* WORK INSTRUCTIONS
Set down all of the entries word for word, omitting the images they contain.

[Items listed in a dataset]
╭──
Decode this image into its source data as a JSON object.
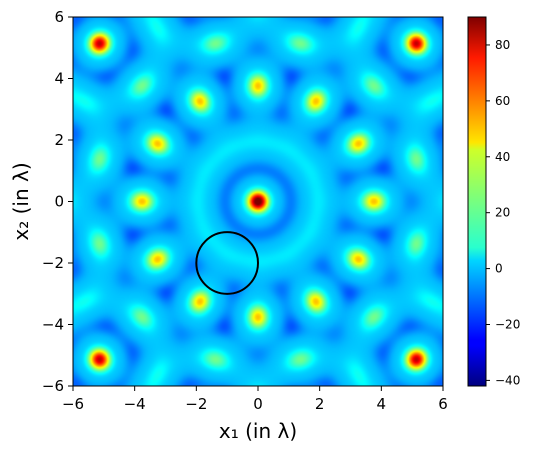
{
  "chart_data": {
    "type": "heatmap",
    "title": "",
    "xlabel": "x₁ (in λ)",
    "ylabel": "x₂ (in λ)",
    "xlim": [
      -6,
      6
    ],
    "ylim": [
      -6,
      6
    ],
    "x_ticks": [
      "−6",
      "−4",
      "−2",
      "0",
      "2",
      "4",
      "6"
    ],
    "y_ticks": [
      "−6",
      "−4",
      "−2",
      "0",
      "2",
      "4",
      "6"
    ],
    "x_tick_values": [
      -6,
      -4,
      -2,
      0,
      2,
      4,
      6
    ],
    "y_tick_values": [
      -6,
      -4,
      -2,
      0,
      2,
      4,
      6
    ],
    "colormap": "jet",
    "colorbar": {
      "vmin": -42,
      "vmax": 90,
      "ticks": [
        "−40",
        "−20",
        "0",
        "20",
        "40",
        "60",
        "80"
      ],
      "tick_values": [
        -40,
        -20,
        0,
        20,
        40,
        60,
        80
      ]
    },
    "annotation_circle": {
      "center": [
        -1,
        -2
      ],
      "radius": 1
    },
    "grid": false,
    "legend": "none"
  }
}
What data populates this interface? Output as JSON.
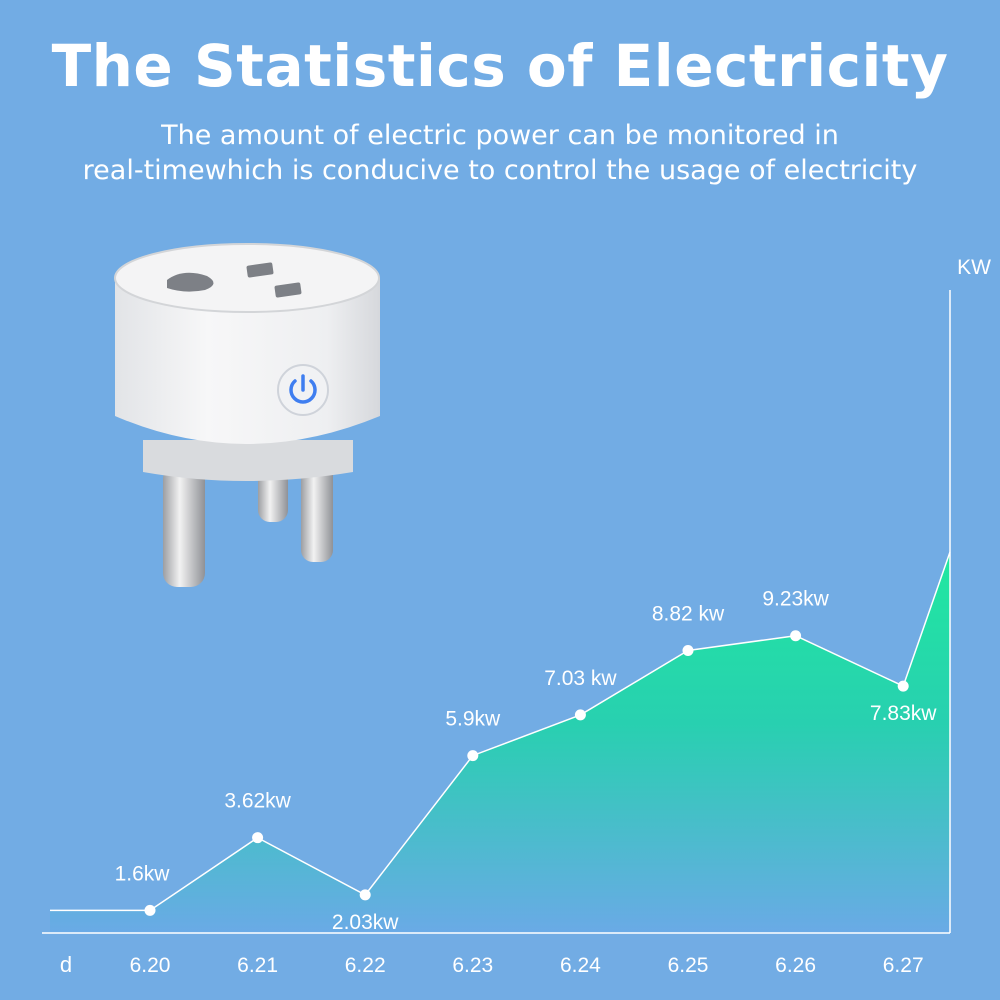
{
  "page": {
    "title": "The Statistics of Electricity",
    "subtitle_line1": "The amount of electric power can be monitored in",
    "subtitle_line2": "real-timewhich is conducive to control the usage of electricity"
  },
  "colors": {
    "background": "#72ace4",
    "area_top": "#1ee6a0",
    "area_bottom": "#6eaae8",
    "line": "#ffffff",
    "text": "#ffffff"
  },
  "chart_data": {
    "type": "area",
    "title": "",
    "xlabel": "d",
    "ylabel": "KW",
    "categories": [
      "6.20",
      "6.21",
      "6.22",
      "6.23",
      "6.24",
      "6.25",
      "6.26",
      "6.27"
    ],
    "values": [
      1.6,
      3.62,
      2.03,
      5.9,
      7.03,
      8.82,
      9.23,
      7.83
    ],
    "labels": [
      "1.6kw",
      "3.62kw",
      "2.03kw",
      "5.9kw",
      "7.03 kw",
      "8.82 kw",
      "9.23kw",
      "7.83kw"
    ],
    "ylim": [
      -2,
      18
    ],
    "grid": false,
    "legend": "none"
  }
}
╰──
* ANSWER TO THE PROBLEM
Decode this image into its source data as a JSON object.
{
  "chart_data": {
    "type": "heatmap",
    "title": "",
    "xlabel": "x₁ (in λ)",
    "ylabel": "x₂ (in λ)",
    "xlim": [
      -6,
      6
    ],
    "ylim": [
      -6,
      6
    ],
    "x_ticks": [
      "−6",
      "−4",
      "−2",
      "0",
      "2",
      "4",
      "6"
    ],
    "y_ticks": [
      "−6",
      "−4",
      "−2",
      "0",
      "2",
      "4",
      "6"
    ],
    "x_tick_values": [
      -6,
      -4,
      -2,
      0,
      2,
      4,
      6
    ],
    "y_tick_values": [
      -6,
      -4,
      -2,
      0,
      2,
      4,
      6
    ],
    "colormap": "jet",
    "colorbar": {
      "vmin": -42,
      "vmax": 90,
      "ticks": [
        "−40",
        "−20",
        "0",
        "20",
        "40",
        "60",
        "80"
      ],
      "tick_values": [
        -40,
        -20,
        0,
        20,
        40,
        60,
        80
      ]
    },
    "annotation_circle": {
      "center": [
        -1,
        -2
      ],
      "radius": 1
    },
    "grid": false,
    "legend": "none"
  }
}
What data populates this interface? Output as JSON.
{
  "page": {
    "title": "The Statistics of Electricity",
    "subtitle_line1": "The amount of electric power can be monitored in",
    "subtitle_line2": "real-timewhich is conducive to control the usage of electricity"
  },
  "colors": {
    "background": "#72ace4",
    "area_top": "#1ee6a0",
    "area_bottom": "#6eaae8",
    "line": "#ffffff",
    "text": "#ffffff"
  },
  "chart_data": {
    "type": "area",
    "title": "",
    "xlabel": "d",
    "ylabel": "KW",
    "categories": [
      "6.20",
      "6.21",
      "6.22",
      "6.23",
      "6.24",
      "6.25",
      "6.26",
      "6.27"
    ],
    "values": [
      1.6,
      3.62,
      2.03,
      5.9,
      7.03,
      8.82,
      9.23,
      7.83
    ],
    "labels": [
      "1.6kw",
      "3.62kw",
      "2.03kw",
      "5.9kw",
      "7.03 kw",
      "8.82 kw",
      "9.23kw",
      "7.83kw"
    ],
    "ylim": [
      -2,
      18
    ],
    "grid": false,
    "legend": "none"
  }
}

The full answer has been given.